• [STATED PROBLEM]
Scan the material below for the string "code", and copy every line where it shows up.

• [Stored entries]
_ _ _ _
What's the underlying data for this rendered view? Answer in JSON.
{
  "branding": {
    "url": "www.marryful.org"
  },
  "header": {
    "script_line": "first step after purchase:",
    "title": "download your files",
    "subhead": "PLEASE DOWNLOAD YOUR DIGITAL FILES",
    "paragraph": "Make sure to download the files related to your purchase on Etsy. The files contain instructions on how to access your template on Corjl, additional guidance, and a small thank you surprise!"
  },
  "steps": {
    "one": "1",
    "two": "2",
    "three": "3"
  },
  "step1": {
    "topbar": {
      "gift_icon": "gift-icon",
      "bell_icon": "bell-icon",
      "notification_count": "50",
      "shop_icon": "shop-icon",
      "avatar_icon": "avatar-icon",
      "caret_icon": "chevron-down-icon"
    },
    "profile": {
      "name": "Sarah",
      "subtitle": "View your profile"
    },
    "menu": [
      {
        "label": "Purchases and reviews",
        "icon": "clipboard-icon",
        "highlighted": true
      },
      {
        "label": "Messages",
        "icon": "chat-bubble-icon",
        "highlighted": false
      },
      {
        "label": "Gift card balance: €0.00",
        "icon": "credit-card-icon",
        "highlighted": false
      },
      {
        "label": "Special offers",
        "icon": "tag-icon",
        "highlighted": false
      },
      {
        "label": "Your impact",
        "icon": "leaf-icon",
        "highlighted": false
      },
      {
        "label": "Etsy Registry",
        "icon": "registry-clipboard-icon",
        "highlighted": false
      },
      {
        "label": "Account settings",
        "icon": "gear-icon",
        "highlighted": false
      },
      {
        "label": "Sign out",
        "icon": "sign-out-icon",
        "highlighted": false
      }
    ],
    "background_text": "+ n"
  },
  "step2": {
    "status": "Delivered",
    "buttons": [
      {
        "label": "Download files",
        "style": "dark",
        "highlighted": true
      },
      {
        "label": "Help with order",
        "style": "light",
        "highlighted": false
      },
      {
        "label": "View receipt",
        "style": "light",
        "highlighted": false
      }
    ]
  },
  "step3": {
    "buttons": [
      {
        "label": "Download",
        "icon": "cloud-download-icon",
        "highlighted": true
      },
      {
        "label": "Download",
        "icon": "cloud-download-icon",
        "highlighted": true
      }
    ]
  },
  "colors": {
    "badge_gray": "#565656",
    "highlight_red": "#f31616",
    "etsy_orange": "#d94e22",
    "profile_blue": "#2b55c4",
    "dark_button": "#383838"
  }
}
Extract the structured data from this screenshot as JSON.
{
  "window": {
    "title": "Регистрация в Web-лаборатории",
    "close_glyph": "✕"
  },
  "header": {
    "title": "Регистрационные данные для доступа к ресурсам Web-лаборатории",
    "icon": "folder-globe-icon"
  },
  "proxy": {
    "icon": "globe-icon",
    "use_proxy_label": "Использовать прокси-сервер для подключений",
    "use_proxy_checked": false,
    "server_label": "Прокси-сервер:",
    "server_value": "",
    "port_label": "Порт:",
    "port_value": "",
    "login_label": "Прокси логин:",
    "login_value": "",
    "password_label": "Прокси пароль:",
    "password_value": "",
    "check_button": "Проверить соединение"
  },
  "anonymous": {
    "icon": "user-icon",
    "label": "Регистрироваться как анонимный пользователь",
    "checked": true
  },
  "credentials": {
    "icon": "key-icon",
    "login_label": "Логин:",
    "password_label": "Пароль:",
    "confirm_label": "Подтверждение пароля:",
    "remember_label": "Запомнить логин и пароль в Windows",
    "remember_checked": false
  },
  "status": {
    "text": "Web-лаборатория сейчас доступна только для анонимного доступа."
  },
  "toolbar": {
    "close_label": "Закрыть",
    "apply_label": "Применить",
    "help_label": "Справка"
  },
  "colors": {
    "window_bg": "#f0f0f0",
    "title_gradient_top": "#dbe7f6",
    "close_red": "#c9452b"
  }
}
_ _ _ _
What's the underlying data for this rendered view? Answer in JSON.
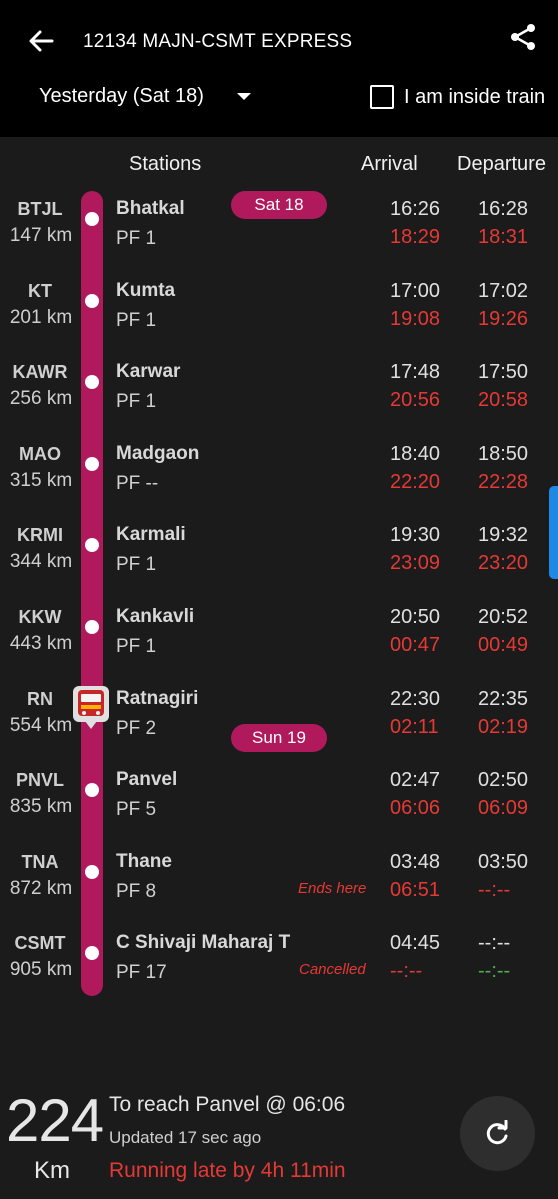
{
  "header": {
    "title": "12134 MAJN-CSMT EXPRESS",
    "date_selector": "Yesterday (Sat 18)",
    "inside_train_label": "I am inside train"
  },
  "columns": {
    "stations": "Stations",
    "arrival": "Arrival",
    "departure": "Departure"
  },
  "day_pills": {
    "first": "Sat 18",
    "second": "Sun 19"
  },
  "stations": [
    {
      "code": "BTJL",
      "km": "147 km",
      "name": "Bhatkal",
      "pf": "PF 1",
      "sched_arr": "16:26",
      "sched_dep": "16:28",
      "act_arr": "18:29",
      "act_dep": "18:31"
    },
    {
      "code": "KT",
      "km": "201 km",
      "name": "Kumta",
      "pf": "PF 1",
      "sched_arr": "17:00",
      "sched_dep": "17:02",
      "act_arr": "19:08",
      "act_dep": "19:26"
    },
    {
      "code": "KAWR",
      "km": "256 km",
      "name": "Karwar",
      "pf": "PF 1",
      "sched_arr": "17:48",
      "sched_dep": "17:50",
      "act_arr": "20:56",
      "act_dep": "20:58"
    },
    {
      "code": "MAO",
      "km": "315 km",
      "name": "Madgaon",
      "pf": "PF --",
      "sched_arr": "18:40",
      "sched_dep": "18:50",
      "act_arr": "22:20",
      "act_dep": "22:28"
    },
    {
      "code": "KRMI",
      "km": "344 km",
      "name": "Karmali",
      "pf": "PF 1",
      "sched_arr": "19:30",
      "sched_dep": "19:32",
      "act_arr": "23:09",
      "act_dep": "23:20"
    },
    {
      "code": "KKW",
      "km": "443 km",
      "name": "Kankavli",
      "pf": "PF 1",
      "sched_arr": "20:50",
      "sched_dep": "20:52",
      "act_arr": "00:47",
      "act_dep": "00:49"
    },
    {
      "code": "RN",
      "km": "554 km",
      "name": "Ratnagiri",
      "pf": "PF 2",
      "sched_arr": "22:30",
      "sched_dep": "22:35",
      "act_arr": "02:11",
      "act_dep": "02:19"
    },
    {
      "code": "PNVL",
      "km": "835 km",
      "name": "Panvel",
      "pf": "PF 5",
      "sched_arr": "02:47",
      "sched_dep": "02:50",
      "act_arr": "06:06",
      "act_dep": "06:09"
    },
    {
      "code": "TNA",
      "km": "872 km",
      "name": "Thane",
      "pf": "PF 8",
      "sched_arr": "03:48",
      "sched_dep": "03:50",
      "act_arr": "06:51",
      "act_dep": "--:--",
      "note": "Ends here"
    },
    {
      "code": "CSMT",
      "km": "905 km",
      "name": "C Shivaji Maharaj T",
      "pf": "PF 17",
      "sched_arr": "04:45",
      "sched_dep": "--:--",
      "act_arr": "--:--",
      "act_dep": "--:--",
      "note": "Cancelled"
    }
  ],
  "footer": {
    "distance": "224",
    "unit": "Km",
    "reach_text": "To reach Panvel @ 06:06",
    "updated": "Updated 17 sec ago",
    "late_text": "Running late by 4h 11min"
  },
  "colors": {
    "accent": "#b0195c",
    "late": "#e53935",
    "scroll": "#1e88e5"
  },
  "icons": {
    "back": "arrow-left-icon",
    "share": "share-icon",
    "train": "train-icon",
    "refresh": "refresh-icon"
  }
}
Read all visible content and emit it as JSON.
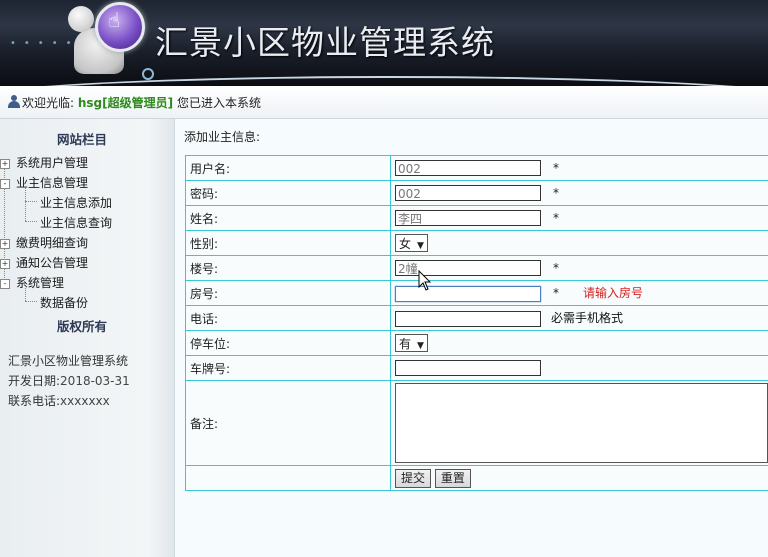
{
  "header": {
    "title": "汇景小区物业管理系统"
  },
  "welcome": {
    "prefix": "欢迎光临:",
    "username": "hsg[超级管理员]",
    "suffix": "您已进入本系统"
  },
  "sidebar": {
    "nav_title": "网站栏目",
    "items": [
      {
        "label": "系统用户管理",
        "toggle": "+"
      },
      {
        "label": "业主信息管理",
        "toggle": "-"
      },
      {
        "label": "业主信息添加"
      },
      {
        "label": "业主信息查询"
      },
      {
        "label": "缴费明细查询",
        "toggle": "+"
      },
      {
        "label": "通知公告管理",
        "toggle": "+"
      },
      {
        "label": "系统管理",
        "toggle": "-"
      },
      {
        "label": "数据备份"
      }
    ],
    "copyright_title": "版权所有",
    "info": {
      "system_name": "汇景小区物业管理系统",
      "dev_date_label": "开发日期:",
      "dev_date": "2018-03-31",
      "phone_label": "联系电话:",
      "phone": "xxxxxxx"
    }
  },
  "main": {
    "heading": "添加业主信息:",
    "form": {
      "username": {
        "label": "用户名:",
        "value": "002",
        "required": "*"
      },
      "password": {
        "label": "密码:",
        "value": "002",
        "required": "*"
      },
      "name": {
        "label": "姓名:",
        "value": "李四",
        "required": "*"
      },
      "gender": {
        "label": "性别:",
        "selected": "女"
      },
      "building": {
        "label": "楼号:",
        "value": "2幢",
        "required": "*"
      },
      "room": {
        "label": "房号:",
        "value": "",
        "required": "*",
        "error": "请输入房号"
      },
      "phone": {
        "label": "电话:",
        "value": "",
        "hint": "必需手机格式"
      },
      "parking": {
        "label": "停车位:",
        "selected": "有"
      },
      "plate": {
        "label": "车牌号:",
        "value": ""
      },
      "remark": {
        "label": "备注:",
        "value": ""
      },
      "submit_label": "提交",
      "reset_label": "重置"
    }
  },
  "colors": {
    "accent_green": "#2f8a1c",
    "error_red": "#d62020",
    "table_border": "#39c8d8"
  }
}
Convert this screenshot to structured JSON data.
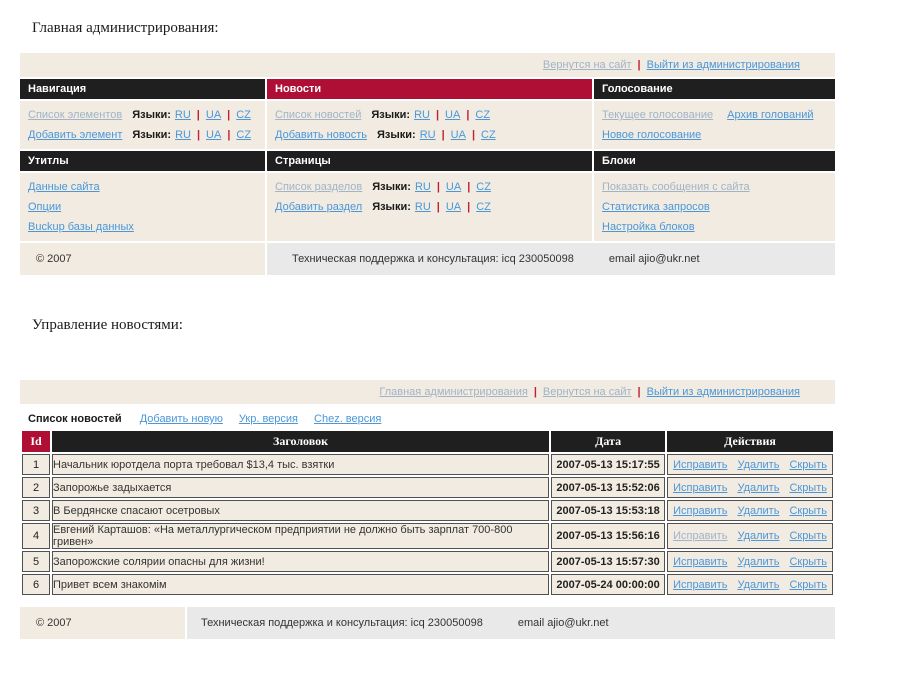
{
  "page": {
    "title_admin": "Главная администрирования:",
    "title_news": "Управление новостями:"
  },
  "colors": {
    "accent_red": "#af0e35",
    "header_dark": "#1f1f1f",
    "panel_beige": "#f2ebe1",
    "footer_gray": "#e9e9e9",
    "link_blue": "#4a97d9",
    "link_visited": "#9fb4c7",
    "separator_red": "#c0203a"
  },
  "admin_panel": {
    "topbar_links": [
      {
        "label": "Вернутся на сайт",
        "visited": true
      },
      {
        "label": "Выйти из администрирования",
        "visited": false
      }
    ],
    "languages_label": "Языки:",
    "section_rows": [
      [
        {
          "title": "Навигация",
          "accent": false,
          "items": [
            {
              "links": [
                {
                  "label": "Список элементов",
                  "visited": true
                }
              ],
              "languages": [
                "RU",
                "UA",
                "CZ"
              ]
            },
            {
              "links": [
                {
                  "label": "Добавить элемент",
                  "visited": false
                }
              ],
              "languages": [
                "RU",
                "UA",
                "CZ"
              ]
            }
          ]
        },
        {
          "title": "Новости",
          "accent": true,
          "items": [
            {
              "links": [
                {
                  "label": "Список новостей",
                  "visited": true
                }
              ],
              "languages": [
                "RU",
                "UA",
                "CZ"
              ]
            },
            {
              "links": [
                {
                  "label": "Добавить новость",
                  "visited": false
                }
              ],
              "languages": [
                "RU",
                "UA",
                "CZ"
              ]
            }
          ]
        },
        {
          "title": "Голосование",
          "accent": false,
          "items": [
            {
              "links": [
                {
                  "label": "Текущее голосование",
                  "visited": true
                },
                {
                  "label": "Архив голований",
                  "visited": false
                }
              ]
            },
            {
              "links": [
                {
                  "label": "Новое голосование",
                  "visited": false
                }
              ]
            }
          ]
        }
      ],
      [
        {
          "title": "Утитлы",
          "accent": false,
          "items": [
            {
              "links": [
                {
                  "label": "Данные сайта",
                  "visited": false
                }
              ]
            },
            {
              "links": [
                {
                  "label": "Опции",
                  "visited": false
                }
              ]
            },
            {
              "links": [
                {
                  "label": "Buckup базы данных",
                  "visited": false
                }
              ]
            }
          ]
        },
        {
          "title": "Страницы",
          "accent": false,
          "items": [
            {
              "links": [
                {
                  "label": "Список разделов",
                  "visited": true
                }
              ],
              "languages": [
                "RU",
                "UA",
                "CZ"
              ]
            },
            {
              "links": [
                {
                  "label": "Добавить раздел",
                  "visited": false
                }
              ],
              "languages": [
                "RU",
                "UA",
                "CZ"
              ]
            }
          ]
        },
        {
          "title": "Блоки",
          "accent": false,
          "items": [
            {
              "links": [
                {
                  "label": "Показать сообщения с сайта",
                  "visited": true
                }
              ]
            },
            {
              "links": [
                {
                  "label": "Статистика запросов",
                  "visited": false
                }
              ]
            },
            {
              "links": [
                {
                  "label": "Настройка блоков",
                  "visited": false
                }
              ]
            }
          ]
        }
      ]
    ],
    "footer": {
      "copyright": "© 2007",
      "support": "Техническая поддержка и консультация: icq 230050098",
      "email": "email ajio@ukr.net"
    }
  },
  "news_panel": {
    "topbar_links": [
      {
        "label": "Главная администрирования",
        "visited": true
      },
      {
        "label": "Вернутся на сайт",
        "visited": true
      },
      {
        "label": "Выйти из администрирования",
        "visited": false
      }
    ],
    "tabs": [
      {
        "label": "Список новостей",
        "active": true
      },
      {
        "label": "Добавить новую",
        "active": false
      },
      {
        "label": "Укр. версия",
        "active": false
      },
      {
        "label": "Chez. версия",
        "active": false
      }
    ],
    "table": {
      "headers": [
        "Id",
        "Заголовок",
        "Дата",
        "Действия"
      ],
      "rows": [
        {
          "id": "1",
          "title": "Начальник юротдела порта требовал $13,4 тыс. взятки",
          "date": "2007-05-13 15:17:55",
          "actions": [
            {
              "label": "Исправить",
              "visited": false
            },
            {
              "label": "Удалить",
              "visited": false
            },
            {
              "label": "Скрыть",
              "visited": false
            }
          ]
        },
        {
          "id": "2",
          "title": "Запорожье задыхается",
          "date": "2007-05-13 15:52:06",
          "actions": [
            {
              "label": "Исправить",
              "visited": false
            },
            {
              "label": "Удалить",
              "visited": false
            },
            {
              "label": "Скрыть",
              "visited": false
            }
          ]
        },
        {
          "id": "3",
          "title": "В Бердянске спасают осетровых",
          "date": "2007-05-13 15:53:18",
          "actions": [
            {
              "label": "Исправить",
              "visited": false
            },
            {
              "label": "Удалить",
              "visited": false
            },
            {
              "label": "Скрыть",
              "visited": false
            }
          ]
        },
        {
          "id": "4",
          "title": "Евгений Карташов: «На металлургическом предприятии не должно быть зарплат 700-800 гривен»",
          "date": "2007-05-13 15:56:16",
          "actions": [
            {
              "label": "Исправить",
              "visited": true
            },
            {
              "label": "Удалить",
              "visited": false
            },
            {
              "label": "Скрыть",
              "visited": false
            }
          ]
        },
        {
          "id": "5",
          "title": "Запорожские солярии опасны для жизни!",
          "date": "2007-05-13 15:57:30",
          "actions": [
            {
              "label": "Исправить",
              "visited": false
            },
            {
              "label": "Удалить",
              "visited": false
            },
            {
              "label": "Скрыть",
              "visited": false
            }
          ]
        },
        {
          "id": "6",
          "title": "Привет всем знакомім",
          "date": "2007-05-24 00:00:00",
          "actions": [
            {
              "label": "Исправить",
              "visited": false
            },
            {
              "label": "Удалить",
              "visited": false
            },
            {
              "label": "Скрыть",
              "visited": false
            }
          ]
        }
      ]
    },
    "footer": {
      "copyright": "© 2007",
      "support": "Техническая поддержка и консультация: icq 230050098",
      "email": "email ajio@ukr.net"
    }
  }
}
_ _ _ _
• [RESPONSE TO THE EXERCISE]
      "code": "BTJL",
      "code": "KT",
      "code": "KAWR",
      "code": "MAO",
      "code": "KRMI",
      "code": "KKW",
      "code": "RN",
      "code": "PNVL",
      "code": "TNA",
      "code": "CSMT",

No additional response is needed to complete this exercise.